What you have to do =>
In the entries below, find every line holding the string "bewahrt" and collect it.

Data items
Start

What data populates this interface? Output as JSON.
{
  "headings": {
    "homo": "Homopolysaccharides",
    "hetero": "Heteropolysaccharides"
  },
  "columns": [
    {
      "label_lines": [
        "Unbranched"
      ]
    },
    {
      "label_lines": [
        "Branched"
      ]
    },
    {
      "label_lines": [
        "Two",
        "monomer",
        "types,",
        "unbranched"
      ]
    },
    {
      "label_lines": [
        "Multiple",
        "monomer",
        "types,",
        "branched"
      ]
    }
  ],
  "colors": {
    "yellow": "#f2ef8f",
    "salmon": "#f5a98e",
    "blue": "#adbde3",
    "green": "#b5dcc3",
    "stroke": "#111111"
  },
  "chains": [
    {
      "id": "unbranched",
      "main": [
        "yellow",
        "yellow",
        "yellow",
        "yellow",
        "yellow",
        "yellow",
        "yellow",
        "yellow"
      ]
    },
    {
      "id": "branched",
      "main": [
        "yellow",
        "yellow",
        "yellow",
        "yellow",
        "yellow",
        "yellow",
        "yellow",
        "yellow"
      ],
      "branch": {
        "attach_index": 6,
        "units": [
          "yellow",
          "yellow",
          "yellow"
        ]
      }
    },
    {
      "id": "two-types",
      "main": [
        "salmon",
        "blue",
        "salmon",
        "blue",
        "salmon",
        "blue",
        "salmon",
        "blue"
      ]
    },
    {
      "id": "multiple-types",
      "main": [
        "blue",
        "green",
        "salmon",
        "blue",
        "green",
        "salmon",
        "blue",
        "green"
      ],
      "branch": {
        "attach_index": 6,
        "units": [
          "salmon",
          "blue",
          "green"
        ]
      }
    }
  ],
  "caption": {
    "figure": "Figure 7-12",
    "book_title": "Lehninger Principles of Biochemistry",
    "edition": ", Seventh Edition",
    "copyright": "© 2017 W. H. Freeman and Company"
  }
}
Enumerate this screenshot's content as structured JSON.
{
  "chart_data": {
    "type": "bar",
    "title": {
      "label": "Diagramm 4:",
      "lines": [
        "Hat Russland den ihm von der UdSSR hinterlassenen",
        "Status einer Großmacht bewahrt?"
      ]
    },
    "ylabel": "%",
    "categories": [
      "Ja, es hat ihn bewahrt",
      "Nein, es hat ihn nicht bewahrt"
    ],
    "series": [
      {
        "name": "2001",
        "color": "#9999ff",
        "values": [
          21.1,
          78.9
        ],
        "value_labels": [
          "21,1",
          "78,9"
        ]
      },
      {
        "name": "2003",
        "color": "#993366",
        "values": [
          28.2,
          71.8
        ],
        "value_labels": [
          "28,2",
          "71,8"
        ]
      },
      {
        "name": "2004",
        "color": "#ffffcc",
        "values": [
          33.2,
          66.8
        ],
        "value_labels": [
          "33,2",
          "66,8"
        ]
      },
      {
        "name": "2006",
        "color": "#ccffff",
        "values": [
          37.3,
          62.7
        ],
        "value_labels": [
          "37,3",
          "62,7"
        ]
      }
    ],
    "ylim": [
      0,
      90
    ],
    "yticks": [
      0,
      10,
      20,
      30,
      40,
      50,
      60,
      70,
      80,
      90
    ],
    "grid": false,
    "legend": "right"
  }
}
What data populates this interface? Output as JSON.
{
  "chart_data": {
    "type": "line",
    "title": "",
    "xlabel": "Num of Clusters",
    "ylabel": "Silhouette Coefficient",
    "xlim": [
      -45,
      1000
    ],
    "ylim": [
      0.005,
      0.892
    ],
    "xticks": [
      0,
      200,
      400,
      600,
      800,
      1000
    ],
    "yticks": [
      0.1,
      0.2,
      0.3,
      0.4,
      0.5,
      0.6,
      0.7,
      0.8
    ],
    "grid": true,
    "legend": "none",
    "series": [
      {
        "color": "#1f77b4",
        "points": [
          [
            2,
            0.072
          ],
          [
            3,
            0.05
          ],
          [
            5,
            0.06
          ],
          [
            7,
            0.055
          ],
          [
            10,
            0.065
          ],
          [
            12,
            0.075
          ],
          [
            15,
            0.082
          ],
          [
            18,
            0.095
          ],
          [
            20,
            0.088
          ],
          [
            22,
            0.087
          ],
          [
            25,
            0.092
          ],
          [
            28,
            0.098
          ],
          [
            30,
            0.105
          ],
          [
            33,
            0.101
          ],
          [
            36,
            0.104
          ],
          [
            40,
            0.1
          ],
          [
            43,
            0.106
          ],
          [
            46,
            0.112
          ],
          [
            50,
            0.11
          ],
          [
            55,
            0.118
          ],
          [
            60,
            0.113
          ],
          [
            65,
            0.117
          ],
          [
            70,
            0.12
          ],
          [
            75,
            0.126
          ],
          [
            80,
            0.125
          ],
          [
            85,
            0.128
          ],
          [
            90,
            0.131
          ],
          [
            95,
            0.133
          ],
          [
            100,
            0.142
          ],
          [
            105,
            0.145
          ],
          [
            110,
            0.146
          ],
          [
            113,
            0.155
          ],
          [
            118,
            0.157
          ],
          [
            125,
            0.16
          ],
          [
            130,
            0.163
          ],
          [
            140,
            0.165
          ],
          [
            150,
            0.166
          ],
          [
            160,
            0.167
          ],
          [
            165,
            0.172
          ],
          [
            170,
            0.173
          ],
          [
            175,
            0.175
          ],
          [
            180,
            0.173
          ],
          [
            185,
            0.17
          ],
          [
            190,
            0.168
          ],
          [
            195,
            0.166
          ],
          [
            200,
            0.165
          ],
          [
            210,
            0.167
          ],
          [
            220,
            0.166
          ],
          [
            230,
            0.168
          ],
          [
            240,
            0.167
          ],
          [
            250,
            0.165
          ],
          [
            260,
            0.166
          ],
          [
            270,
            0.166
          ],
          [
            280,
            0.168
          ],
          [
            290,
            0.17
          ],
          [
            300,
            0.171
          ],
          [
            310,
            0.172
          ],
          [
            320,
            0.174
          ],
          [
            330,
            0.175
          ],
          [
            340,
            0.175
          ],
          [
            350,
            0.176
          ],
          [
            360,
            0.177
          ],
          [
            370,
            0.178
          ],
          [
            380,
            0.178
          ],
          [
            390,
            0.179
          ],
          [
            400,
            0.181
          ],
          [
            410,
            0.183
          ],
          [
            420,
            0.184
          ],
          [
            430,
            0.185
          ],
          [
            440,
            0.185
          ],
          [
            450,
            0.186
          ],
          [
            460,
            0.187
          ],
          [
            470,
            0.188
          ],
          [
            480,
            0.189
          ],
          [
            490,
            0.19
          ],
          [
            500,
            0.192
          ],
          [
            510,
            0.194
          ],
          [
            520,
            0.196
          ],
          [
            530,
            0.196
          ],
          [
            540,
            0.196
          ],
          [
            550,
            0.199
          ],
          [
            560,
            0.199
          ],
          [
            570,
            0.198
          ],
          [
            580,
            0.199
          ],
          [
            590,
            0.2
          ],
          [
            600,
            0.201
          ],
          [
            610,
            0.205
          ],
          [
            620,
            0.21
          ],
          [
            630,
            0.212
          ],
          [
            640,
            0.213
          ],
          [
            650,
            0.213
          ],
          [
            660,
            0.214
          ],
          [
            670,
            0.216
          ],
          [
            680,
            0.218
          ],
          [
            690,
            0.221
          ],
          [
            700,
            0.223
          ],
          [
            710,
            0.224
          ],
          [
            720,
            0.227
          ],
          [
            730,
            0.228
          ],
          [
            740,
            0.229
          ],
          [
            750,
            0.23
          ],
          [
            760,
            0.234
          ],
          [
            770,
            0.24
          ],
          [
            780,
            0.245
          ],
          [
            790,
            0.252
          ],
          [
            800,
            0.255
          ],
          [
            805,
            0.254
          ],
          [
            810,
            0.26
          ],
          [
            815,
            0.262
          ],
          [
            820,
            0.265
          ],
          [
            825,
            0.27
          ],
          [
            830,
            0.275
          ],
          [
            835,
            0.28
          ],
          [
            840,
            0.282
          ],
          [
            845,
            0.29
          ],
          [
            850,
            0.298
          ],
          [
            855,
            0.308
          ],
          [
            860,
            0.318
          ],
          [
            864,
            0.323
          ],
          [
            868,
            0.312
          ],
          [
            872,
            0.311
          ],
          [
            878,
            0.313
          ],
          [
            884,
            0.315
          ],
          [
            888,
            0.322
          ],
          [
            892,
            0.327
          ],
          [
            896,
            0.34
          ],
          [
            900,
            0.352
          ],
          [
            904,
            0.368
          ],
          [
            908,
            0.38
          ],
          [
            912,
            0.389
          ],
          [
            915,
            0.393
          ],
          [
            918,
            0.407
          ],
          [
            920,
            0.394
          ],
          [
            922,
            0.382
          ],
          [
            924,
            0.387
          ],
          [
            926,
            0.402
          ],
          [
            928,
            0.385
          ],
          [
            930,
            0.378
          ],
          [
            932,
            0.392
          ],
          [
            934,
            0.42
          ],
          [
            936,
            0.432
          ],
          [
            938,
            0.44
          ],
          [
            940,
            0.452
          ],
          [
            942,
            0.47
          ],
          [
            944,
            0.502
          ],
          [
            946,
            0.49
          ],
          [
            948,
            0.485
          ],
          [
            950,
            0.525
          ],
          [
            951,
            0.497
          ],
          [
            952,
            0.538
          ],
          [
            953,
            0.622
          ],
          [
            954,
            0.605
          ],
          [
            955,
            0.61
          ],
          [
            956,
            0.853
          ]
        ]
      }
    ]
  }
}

End

Written answer =>
        "Status einer Großmacht bewahrt?"
      "Ja, es hat ihn bewahrt",
      "Nein, es hat ihn nicht bewahrt"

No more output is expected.